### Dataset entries
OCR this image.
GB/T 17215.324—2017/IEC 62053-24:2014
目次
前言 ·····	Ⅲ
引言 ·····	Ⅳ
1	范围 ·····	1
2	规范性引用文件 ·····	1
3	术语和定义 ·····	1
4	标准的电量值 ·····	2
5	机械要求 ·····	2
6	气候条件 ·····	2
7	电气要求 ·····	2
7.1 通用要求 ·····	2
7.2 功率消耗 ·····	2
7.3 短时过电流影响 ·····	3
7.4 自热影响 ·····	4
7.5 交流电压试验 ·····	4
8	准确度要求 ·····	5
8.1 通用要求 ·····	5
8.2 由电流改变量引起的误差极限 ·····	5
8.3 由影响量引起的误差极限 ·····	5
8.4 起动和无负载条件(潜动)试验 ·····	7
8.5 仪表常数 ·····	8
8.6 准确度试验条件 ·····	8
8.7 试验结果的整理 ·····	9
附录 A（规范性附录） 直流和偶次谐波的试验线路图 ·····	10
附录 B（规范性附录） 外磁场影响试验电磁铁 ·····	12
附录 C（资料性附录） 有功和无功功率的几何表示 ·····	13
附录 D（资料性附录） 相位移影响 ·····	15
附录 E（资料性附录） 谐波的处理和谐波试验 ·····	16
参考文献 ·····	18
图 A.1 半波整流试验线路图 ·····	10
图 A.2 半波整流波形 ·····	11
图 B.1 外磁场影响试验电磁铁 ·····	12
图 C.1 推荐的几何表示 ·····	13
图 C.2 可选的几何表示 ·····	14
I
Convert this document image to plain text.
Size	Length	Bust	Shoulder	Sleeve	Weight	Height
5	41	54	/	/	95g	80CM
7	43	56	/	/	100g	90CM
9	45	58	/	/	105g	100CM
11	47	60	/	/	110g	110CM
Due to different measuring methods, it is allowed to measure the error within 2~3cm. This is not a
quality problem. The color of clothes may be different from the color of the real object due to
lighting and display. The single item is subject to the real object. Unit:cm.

### STATED EXERCISE
Return the lines of the records that include the string "规范性附录".

### WORKED SOLUTION
附录 A（规范性附录） 直流和偶次谐波的试验线路图 ·····	10
附录 B（规范性附录） 外磁场影响试验电磁铁 ·····	12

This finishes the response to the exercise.